### Exercise task
Using the listing beneath this task, count the lines with the word "位置不变" and write only the result.
Start
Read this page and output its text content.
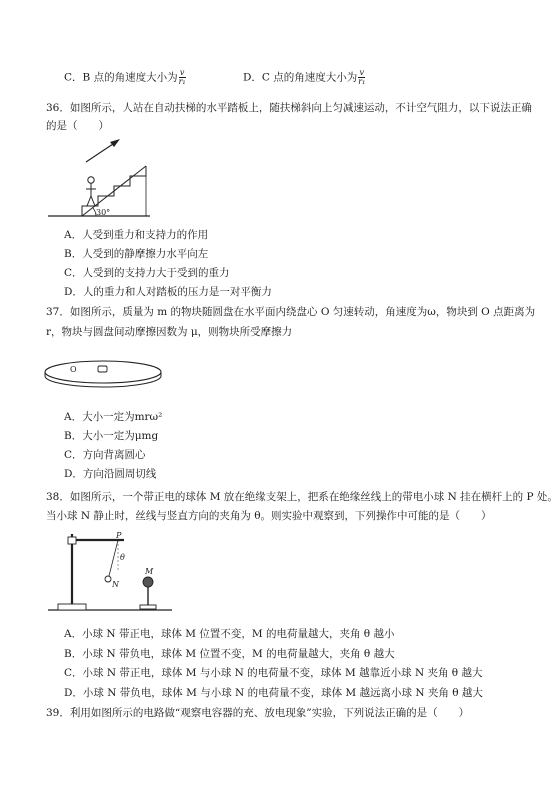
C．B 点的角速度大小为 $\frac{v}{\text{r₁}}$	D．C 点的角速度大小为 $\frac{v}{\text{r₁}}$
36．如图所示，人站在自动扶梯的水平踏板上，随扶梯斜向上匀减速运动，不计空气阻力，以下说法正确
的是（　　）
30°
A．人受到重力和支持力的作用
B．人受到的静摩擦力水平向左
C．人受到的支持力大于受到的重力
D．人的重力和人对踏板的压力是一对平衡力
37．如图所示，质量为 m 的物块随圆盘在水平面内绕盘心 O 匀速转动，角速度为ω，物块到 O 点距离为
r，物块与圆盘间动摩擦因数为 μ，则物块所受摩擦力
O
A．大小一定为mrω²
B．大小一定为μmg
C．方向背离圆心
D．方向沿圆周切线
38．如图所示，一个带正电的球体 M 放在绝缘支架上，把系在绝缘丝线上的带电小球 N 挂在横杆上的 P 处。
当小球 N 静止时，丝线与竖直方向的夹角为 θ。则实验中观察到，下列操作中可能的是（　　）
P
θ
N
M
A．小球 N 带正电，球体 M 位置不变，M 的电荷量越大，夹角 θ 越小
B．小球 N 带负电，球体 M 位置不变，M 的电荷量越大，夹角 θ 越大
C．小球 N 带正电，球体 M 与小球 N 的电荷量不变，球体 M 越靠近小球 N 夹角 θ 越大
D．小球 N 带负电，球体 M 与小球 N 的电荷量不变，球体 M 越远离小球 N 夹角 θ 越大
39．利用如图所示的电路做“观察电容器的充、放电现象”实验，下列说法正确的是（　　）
End
### Result
2